>>>>>

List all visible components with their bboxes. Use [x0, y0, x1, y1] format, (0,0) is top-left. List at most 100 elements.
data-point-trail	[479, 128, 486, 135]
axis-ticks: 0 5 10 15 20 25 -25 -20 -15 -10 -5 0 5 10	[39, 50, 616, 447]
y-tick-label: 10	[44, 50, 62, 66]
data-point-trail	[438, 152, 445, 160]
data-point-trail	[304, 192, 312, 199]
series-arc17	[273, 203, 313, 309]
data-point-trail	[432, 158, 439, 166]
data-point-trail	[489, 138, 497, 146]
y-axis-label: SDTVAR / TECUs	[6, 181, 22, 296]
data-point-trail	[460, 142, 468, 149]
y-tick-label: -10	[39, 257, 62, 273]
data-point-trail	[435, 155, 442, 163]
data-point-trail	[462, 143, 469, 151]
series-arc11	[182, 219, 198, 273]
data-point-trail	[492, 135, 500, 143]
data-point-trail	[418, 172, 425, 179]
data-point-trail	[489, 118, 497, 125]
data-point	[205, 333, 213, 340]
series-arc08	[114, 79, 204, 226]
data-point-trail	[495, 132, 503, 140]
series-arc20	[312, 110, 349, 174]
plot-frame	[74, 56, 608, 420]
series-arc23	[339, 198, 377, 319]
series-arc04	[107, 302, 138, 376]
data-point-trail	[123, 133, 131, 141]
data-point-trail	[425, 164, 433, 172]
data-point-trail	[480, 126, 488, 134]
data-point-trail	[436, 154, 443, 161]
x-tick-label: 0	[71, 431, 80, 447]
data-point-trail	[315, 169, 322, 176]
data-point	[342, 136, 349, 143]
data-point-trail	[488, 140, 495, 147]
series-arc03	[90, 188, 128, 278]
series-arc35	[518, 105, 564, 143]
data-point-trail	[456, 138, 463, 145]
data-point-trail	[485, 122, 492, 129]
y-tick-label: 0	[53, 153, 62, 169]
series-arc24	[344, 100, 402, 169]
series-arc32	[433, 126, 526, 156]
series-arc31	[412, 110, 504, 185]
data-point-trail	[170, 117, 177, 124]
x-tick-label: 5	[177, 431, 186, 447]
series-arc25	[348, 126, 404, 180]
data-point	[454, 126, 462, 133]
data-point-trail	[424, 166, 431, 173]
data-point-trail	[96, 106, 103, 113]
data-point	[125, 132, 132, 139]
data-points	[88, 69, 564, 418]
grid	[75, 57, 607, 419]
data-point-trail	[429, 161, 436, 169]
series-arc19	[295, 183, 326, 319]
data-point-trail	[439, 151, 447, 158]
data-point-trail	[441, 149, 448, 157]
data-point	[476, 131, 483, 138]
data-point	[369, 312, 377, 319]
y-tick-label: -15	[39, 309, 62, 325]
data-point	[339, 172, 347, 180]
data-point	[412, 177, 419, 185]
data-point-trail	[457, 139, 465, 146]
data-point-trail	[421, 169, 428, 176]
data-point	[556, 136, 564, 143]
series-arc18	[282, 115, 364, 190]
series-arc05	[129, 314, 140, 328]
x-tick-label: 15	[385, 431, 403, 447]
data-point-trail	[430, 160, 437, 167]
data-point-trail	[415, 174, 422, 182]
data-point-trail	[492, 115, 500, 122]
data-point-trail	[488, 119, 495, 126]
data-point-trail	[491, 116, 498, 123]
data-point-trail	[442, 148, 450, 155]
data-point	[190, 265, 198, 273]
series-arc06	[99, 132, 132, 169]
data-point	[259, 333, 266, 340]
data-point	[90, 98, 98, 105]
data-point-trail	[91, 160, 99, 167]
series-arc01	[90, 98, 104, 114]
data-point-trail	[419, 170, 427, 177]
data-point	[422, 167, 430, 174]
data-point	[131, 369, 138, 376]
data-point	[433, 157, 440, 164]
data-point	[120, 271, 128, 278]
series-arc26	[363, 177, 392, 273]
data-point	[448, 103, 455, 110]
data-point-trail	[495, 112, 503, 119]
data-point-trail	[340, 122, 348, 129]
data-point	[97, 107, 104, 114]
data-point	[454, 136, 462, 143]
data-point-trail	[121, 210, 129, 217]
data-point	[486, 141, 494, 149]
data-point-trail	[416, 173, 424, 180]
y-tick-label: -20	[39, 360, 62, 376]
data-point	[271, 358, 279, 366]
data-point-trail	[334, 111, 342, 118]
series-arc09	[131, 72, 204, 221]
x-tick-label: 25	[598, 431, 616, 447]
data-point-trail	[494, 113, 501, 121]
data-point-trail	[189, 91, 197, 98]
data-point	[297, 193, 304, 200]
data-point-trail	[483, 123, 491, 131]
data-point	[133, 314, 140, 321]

<<<<<

- _WHAT NEEDS TO BE DONE_
Revise the listing so that every occurrence of "data-point-trail" becomes "trail-marker", leaving all other text unchanged.

- _RESULT FOR THIS TASK_
List all visible components with their bboxes. Use [x0, y0, x1, y1] format, (0,0) is top-left. List at most 100 elements.
trail-marker	[479, 128, 486, 135]
axis-ticks: 0 5 10 15 20 25 -25 -20 -15 -10 -5 0 5 10	[39, 50, 616, 447]
y-tick-label: 10	[44, 50, 62, 66]
trail-marker	[438, 152, 445, 160]
trail-marker	[304, 192, 312, 199]
series-arc17	[273, 203, 313, 309]
trail-marker	[432, 158, 439, 166]
trail-marker	[489, 138, 497, 146]
y-axis-label: SDTVAR / TECUs	[6, 181, 22, 296]
trail-marker	[460, 142, 468, 149]
y-tick-label: -10	[39, 257, 62, 273]
trail-marker	[435, 155, 442, 163]
trail-marker	[462, 143, 469, 151]
series-arc11	[182, 219, 198, 273]
trail-marker	[492, 135, 500, 143]
trail-marker	[418, 172, 425, 179]
trail-marker	[489, 118, 497, 125]
data-point	[205, 333, 213, 340]
series-arc08	[114, 79, 204, 226]
trail-marker	[495, 132, 503, 140]
series-arc20	[312, 110, 349, 174]
plot-frame	[74, 56, 608, 420]
series-arc23	[339, 198, 377, 319]
series-arc04	[107, 302, 138, 376]
trail-marker	[123, 133, 131, 141]
trail-marker	[425, 164, 433, 172]
trail-marker	[480, 126, 488, 134]
trail-marker	[436, 154, 443, 161]
x-tick-label: 0	[71, 431, 80, 447]
trail-marker	[315, 169, 322, 176]
data-point	[342, 136, 349, 143]
trail-marker	[488, 140, 495, 147]
series-arc03	[90, 188, 128, 278]
series-arc35	[518, 105, 564, 143]
trail-marker	[456, 138, 463, 145]
trail-marker	[485, 122, 492, 129]
y-tick-label: 0	[53, 153, 62, 169]
series-arc24	[344, 100, 402, 169]
series-arc32	[433, 126, 526, 156]
series-arc31	[412, 110, 504, 185]
trail-marker	[170, 117, 177, 124]
x-tick-label: 5	[177, 431, 186, 447]
series-arc25	[348, 126, 404, 180]
data-point	[454, 126, 462, 133]
trail-marker	[424, 166, 431, 173]
trail-marker	[96, 106, 103, 113]
data-point	[125, 132, 132, 139]
data-points	[88, 69, 564, 418]
grid	[75, 57, 607, 419]
trail-marker	[429, 161, 436, 169]
series-arc19	[295, 183, 326, 319]
trail-marker	[439, 151, 447, 158]
trail-marker	[441, 149, 448, 157]
data-point	[476, 131, 483, 138]
data-point	[369, 312, 377, 319]
y-tick-label: -15	[39, 309, 62, 325]
data-point	[339, 172, 347, 180]
data-point	[412, 177, 419, 185]
trail-marker	[457, 139, 465, 146]
trail-marker	[421, 169, 428, 176]
data-point	[556, 136, 564, 143]
series-arc18	[282, 115, 364, 190]
series-arc05	[129, 314, 140, 328]
x-tick-label: 15	[385, 431, 403, 447]
trail-marker	[430, 160, 437, 167]
trail-marker	[415, 174, 422, 182]
trail-marker	[492, 115, 500, 122]
trail-marker	[488, 119, 495, 126]
trail-marker	[491, 116, 498, 123]
trail-marker	[442, 148, 450, 155]
data-point	[190, 265, 198, 273]
series-arc06	[99, 132, 132, 169]
data-point	[259, 333, 266, 340]
data-point	[90, 98, 98, 105]
trail-marker	[91, 160, 99, 167]
series-arc01	[90, 98, 104, 114]
trail-marker	[419, 170, 427, 177]
data-point	[422, 167, 430, 174]
data-point	[131, 369, 138, 376]
data-point	[433, 157, 440, 164]
data-point	[120, 271, 128, 278]
series-arc26	[363, 177, 392, 273]
data-point	[448, 103, 455, 110]
trail-marker	[495, 112, 503, 119]
trail-marker	[340, 122, 348, 129]
data-point	[97, 107, 104, 114]
data-point	[454, 136, 462, 143]
trail-marker	[121, 210, 129, 217]
data-point	[486, 141, 494, 149]
trail-marker	[416, 173, 424, 180]
y-tick-label: -20	[39, 360, 62, 376]
data-point	[271, 358, 279, 366]
trail-marker	[334, 111, 342, 118]
series-arc09	[131, 72, 204, 221]
x-tick-label: 25	[598, 431, 616, 447]
trail-marker	[494, 113, 501, 121]
trail-marker	[189, 91, 197, 98]
data-point	[297, 193, 304, 200]
trail-marker	[483, 123, 491, 131]
data-point	[133, 314, 140, 321]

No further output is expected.